Task directions: Your task is to copy each line that has the word "better".

Raw records:

▬▬▬▬▬▬

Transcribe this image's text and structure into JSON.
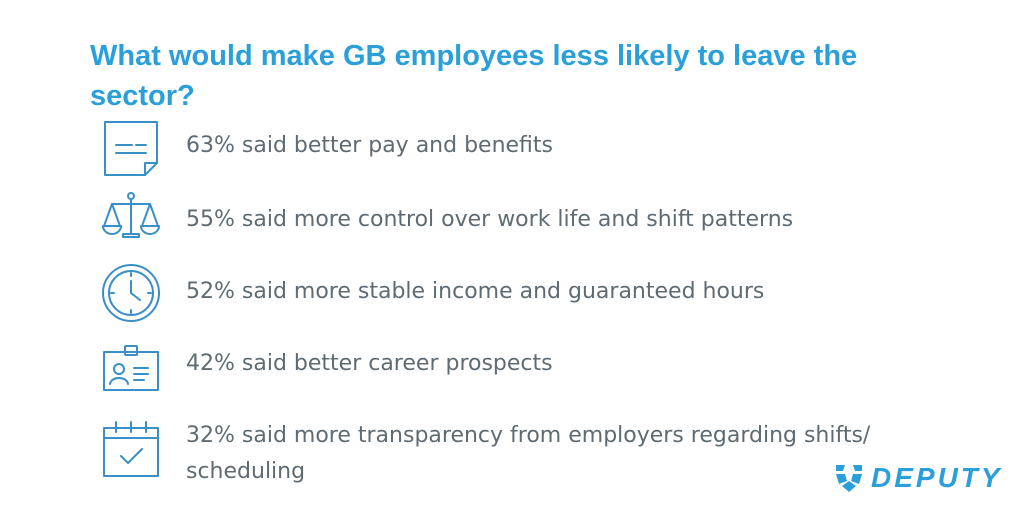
{
  "title": "What would make GB employees less likely to leave the sector?",
  "items": [
    {
      "icon": "document-icon",
      "text": "63% said better pay and benefits"
    },
    {
      "icon": "scales-icon",
      "text": "55% said more control over work life and shift patterns"
    },
    {
      "icon": "clock-icon",
      "text": "52% said more stable income and guaranteed hours"
    },
    {
      "icon": "id-badge-icon",
      "text": "42% said better career prospects"
    },
    {
      "icon": "calendar-check-icon",
      "text": "32% said more transparency from employers regarding shifts/ scheduling"
    }
  ],
  "logo": {
    "text": "DEPUTY"
  },
  "colors": {
    "accent": "#2b9fd9",
    "body_text": "#5f6b73",
    "icon_stroke": "#3a8fc7"
  }
}
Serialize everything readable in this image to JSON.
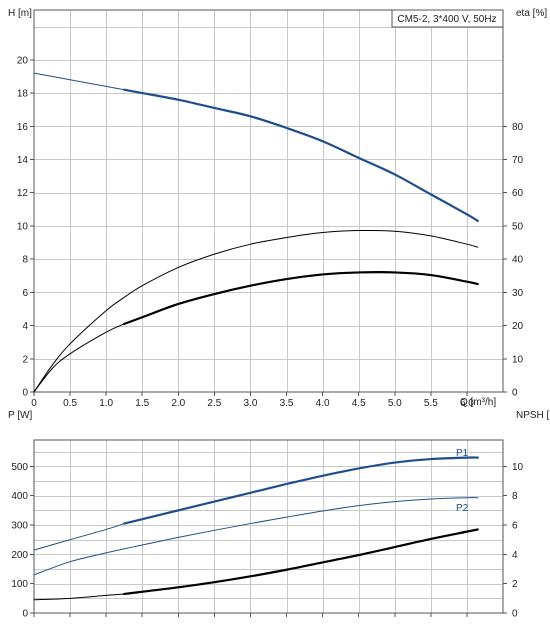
{
  "chart_data": [
    {
      "type": "line",
      "title": "CM5-2, 3*400 V, 50Hz",
      "xlabel": "Q [m³/h]",
      "ylabel": "H [m]",
      "ylabel_right": "eta [%]",
      "xlim": [
        0,
        6.5
      ],
      "ylim": [
        0,
        23
      ],
      "ylim_right": [
        0,
        115
      ],
      "x_ticks": [
        "0",
        "0.5",
        "1.0",
        "1.5",
        "2.0",
        "2.5",
        "3.0",
        "3.5",
        "4.0",
        "4.5",
        "5.0",
        "5.5",
        "6.0"
      ],
      "y_ticks": [
        "0",
        "2",
        "4",
        "6",
        "8",
        "10",
        "12",
        "14",
        "16",
        "18",
        "20"
      ],
      "y_ticks_right": [
        "0",
        "10",
        "20",
        "30",
        "40",
        "50",
        "60",
        "70",
        "80"
      ],
      "grid": true,
      "series": [
        {
          "axis": "left",
          "color": "#1f4e8c",
          "width": 1,
          "x": [
            0,
            0.5,
            1.0,
            1.25
          ],
          "y": [
            19.2,
            18.8,
            18.4,
            18.2
          ]
        },
        {
          "axis": "left",
          "color": "#1f4e8c",
          "width": 2.2,
          "x": [
            1.25,
            1.5,
            2.0,
            2.5,
            3.0,
            3.5,
            4.0,
            4.5,
            5.0,
            5.5,
            6.0,
            6.15
          ],
          "y": [
            18.2,
            18.0,
            17.6,
            17.1,
            16.6,
            15.9,
            15.1,
            14.1,
            13.1,
            11.9,
            10.7,
            10.3
          ]
        },
        {
          "axis": "right",
          "color": "#000000",
          "width": 1,
          "x": [
            0,
            0.25,
            0.5,
            1.0,
            1.25,
            1.5,
            2.0,
            2.5,
            3.0,
            3.5,
            4.0,
            4.5,
            5.0,
            5.5,
            6.0,
            6.15
          ],
          "y": [
            0,
            8,
            14.5,
            24.5,
            28.5,
            32,
            37.5,
            41.5,
            44.5,
            46.5,
            48,
            48.6,
            48.4,
            47,
            44.5,
            43.6
          ]
        },
        {
          "axis": "right",
          "color": "#000000",
          "width": 1,
          "x": [
            0,
            0.25,
            0.5,
            1.0,
            1.25
          ],
          "y": [
            0,
            7,
            11.5,
            18,
            20.5
          ]
        },
        {
          "axis": "right",
          "color": "#000000",
          "width": 2.2,
          "x": [
            1.25,
            1.5,
            2.0,
            2.5,
            3.0,
            3.5,
            4.0,
            4.5,
            5.0,
            5.5,
            6.0,
            6.15
          ],
          "y": [
            20.5,
            22.5,
            26.5,
            29.5,
            32,
            34,
            35.4,
            36,
            36,
            35.2,
            33.2,
            32.5
          ]
        }
      ]
    },
    {
      "type": "line",
      "title": "",
      "xlabel": "",
      "ylabel": "P [W]",
      "ylabel_right": "NPSH [m]",
      "xlim": [
        0,
        6.5
      ],
      "ylim": [
        0,
        590
      ],
      "ylim_right": [
        0,
        11.8
      ],
      "y_ticks": [
        "0",
        "100",
        "200",
        "300",
        "400",
        "500"
      ],
      "y_ticks_right": [
        "0",
        "2",
        "4",
        "6",
        "8",
        "10"
      ],
      "grid": true,
      "series": [
        {
          "name": "P1",
          "axis": "left",
          "color": "#1f4e8c",
          "width": 1,
          "x": [
            0,
            0.5,
            1.0,
            1.25
          ],
          "y": [
            215,
            250,
            285,
            305
          ]
        },
        {
          "name": "P1",
          "axis": "left",
          "color": "#1f4e8c",
          "width": 2.2,
          "x": [
            1.25,
            1.5,
            2.0,
            2.5,
            3.0,
            3.5,
            4.0,
            4.5,
            5.0,
            5.5,
            6.0,
            6.15
          ],
          "y": [
            305,
            320,
            350,
            380,
            410,
            440,
            468,
            493,
            513,
            525,
            530,
            530
          ]
        },
        {
          "name": "P2",
          "axis": "left",
          "color": "#1f4e8c",
          "width": 1,
          "x": [
            0,
            0.5,
            1.0,
            1.5,
            2.0,
            2.5,
            3.0,
            3.5,
            4.0,
            4.5,
            5.0,
            5.5,
            6.0,
            6.15
          ],
          "y": [
            130,
            175,
            205,
            232,
            258,
            282,
            305,
            327,
            348,
            366,
            380,
            389,
            393,
            393
          ]
        },
        {
          "axis": "right",
          "color": "#000000",
          "width": 1,
          "x": [
            0,
            0.5,
            1.0,
            1.25
          ],
          "y": [
            0.9,
            1.0,
            1.2,
            1.3
          ]
        },
        {
          "axis": "right",
          "color": "#000000",
          "width": 2.2,
          "x": [
            1.25,
            1.5,
            2.0,
            2.5,
            3.0,
            3.5,
            4.0,
            4.5,
            5.0,
            5.5,
            6.0,
            6.15
          ],
          "y": [
            1.3,
            1.45,
            1.75,
            2.1,
            2.5,
            2.95,
            3.45,
            3.95,
            4.5,
            5.05,
            5.55,
            5.7
          ]
        }
      ]
    }
  ]
}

▬▬▬▬▬▬

Worked solution:
      "text": "63% said better pay and benefits"
      "text": "42% said better career prospects"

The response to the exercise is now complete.